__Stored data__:

+---+

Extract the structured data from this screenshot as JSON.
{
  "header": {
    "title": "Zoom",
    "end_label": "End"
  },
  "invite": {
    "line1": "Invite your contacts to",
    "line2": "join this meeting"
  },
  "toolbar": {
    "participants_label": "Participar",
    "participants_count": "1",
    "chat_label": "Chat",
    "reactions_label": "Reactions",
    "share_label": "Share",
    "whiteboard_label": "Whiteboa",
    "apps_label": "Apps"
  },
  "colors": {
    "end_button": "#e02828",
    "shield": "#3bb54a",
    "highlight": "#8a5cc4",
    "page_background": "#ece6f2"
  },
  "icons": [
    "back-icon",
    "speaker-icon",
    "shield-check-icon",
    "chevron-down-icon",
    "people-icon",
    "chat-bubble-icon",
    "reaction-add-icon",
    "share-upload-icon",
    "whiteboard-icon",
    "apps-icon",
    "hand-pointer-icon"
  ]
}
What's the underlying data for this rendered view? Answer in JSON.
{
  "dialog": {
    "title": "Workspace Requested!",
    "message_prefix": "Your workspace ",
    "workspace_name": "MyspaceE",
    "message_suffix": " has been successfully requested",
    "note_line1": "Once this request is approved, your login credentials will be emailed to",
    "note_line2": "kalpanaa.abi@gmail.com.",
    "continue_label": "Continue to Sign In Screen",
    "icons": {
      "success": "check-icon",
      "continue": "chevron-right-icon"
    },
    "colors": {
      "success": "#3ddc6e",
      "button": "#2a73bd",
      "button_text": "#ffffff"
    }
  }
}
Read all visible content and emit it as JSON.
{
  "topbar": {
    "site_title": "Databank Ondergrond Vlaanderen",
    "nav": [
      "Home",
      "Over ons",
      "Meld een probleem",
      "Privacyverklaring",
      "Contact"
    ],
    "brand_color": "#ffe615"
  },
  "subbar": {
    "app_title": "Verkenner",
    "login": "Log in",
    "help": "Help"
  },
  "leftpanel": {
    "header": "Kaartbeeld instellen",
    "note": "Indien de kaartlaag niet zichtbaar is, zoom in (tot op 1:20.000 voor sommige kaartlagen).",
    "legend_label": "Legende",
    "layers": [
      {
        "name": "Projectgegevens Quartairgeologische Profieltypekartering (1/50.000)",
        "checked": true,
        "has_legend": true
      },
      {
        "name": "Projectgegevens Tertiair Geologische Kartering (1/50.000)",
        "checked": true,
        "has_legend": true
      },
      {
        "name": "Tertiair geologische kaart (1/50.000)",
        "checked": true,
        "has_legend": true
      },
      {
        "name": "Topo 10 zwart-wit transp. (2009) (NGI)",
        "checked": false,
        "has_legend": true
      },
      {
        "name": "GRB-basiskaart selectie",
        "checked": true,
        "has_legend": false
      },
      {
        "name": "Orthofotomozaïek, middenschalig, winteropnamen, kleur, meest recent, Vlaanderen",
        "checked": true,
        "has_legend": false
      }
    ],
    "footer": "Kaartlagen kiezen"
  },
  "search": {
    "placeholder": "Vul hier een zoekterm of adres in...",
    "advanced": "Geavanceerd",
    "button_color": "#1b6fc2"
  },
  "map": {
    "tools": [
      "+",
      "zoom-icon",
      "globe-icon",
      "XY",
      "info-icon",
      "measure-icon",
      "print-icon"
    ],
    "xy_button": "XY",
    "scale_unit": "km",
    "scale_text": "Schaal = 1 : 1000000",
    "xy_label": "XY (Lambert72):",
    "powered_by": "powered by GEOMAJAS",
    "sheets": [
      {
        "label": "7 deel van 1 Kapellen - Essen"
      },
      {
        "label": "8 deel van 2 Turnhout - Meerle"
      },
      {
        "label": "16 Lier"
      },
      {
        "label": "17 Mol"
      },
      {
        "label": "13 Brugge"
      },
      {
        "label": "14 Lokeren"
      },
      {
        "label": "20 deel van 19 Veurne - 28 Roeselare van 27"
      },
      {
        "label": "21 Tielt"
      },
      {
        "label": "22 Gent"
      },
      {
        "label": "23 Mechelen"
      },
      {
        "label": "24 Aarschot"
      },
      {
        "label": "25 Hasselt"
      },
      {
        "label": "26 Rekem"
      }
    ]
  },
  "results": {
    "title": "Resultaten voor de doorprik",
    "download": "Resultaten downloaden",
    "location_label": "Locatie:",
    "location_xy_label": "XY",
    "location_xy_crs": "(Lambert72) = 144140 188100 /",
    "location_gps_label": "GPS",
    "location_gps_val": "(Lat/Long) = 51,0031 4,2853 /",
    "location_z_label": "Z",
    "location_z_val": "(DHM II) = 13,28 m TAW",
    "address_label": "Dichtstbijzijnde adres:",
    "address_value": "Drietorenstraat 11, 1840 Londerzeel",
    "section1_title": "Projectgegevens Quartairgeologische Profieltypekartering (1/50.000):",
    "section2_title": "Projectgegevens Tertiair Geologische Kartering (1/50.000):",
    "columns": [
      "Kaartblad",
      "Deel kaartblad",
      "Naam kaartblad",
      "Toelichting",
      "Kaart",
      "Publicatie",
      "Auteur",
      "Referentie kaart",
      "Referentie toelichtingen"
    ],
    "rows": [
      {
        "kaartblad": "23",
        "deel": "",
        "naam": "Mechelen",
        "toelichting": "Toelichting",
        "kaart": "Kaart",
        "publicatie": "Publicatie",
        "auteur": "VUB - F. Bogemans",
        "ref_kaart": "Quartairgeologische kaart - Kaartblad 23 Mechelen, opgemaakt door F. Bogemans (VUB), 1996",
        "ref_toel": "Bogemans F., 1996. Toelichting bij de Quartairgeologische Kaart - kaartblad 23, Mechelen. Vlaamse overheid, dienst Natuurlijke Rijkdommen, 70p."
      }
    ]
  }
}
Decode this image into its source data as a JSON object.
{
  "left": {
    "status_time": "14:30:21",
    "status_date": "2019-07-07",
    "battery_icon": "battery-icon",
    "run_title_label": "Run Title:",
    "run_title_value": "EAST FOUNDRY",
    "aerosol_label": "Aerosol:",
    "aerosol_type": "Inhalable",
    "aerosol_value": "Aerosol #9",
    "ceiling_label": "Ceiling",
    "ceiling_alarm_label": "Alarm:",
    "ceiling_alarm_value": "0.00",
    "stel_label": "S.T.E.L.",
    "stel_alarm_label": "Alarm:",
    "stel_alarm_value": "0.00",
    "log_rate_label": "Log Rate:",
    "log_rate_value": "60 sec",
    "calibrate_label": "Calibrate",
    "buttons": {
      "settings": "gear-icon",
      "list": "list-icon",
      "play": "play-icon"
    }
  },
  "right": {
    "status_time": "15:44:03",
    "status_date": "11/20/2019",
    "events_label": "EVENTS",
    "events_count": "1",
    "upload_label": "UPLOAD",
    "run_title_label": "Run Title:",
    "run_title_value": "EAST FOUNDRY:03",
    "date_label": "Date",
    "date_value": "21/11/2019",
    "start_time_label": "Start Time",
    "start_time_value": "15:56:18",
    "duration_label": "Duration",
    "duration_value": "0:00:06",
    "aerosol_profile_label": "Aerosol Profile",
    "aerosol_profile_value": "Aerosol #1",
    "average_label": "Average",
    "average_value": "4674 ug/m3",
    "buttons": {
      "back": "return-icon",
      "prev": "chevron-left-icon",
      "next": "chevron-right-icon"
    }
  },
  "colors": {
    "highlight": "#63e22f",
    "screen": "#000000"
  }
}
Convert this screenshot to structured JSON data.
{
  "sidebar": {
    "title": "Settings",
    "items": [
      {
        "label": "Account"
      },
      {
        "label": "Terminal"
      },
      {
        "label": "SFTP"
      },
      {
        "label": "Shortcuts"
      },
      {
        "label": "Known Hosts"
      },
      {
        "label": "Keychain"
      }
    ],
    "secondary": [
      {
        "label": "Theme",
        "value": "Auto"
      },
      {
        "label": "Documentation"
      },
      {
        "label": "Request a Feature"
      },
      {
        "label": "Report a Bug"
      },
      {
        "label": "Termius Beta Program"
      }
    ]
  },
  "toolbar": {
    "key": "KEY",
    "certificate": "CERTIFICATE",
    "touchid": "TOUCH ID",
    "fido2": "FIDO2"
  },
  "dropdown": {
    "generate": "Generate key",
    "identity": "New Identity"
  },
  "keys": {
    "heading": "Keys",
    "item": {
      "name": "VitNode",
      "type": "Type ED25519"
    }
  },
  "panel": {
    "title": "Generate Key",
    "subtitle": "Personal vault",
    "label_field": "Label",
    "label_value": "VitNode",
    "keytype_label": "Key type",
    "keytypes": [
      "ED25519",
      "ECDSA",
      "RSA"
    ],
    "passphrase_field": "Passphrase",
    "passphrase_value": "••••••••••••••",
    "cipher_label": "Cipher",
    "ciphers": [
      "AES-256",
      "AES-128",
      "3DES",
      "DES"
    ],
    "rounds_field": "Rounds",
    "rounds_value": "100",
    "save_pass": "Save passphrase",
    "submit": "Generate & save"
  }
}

+---+

__Problem requirements__: In the records above, find each line with the word "header" and copy it.

__Output__:
  "header": {
    "header": "Kaartbeeld instellen",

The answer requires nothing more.